_Extracted information_

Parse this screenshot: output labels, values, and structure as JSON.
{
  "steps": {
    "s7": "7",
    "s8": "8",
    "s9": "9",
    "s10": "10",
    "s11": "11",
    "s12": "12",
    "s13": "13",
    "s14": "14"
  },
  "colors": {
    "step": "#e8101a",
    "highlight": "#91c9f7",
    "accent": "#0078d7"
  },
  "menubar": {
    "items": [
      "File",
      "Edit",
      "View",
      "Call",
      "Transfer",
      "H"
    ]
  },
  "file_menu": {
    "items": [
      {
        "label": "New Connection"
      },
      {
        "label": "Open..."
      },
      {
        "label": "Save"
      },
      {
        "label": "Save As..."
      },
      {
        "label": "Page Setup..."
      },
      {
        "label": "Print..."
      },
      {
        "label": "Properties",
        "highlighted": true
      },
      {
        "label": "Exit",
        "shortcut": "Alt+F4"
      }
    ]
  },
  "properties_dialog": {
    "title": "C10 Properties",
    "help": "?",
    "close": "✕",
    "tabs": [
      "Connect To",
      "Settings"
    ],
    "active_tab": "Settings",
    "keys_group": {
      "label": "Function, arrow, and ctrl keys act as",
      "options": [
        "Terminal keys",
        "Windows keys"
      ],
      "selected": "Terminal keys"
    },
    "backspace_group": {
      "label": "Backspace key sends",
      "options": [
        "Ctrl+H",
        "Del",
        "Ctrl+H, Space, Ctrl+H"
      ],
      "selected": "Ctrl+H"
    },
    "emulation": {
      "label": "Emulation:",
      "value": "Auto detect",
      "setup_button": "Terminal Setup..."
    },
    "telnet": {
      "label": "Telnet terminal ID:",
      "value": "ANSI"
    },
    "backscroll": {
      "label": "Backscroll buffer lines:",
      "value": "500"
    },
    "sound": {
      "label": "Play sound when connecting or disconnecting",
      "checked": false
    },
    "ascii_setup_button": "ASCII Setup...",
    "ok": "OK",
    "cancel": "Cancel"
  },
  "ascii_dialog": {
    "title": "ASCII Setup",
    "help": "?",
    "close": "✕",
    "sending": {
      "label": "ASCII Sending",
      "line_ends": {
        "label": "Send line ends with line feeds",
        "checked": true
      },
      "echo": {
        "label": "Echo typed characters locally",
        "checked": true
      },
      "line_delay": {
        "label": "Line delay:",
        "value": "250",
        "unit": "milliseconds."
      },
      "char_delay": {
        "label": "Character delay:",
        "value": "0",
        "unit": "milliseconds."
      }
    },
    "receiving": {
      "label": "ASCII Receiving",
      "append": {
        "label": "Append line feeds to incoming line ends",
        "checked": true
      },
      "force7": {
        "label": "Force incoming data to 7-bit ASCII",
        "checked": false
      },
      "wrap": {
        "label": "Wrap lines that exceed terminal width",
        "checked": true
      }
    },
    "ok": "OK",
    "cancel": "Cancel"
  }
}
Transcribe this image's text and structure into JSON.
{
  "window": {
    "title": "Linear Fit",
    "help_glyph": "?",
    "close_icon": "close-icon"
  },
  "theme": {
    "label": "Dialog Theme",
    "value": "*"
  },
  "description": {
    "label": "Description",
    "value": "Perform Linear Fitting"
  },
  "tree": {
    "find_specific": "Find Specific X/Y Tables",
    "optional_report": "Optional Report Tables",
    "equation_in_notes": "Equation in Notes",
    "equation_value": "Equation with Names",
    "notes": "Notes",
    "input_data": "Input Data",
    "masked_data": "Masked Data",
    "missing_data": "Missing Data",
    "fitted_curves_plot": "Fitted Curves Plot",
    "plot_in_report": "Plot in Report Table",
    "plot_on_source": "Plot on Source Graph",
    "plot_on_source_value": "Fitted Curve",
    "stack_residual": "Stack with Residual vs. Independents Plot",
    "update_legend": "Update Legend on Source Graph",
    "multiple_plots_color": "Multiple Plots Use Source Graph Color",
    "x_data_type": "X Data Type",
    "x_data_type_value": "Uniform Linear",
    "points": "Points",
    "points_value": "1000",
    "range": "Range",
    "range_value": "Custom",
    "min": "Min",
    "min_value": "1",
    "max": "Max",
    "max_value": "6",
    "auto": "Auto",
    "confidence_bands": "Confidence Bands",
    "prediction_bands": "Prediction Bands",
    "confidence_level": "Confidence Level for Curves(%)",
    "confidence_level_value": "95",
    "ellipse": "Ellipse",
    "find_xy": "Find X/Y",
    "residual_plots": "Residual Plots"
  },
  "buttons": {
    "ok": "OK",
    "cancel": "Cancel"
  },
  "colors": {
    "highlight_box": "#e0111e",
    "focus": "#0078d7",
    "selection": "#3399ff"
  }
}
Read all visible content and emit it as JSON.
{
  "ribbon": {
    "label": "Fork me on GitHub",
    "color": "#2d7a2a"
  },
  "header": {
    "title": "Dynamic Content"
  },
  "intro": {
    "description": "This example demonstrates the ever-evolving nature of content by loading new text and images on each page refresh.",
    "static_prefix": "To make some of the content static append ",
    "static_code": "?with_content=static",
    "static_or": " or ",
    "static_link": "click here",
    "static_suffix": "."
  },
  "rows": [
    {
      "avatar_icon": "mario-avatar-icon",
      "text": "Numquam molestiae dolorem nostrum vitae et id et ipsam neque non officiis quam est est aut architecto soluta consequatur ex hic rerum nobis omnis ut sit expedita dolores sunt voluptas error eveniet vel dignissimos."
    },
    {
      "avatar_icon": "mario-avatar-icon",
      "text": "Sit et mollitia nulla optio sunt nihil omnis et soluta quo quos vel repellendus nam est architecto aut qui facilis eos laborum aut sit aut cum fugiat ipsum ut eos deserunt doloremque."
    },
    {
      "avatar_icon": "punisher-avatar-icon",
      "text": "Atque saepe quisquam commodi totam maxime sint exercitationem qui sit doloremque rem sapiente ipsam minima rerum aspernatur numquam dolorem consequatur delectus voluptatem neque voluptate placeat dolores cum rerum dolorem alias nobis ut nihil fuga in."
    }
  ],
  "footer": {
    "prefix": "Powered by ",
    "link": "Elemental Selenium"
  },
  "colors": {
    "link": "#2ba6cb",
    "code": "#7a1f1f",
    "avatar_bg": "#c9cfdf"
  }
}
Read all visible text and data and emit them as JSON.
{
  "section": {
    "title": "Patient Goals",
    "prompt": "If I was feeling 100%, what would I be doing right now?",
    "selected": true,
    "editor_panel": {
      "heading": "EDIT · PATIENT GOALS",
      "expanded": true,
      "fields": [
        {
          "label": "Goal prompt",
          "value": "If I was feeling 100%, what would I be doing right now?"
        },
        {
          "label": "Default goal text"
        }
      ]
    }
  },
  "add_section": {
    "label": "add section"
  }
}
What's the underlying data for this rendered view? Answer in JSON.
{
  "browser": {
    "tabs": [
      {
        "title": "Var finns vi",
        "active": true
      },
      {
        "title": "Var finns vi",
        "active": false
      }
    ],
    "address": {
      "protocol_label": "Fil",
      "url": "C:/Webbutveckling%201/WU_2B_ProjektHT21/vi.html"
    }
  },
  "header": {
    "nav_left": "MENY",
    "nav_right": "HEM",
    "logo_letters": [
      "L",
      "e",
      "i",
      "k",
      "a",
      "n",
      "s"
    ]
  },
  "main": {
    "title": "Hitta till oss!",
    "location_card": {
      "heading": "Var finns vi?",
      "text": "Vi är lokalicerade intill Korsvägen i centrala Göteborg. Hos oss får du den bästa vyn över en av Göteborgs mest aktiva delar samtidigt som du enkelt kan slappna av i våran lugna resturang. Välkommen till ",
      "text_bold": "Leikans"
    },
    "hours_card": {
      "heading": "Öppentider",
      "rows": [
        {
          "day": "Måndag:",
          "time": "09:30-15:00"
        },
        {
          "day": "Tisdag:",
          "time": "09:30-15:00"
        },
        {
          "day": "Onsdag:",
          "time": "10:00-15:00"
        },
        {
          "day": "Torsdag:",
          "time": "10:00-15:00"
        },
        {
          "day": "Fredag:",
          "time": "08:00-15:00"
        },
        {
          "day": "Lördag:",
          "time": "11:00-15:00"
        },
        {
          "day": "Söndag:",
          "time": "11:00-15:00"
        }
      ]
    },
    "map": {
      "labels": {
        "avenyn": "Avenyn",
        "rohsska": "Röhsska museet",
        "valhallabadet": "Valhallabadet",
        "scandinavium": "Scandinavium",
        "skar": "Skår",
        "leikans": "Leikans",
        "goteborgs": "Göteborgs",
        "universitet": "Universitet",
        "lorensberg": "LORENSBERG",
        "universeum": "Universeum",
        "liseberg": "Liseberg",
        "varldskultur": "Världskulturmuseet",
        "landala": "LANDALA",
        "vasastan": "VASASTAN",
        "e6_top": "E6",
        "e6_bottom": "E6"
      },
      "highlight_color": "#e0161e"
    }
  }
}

_Exercise objective_
From the listing above, copy all lines holding the word "till".

_Solution to the problem_
    "title": "Hitta till oss!",
      "text": "Vi är lokalicerade intill Korsvägen i centrala Göteborg. Hos oss får du den bästa vyn över en av Göteborgs mest aktiva delar samtidigt som du enkelt kan slappna av i våran lugna resturang. Välkommen till ",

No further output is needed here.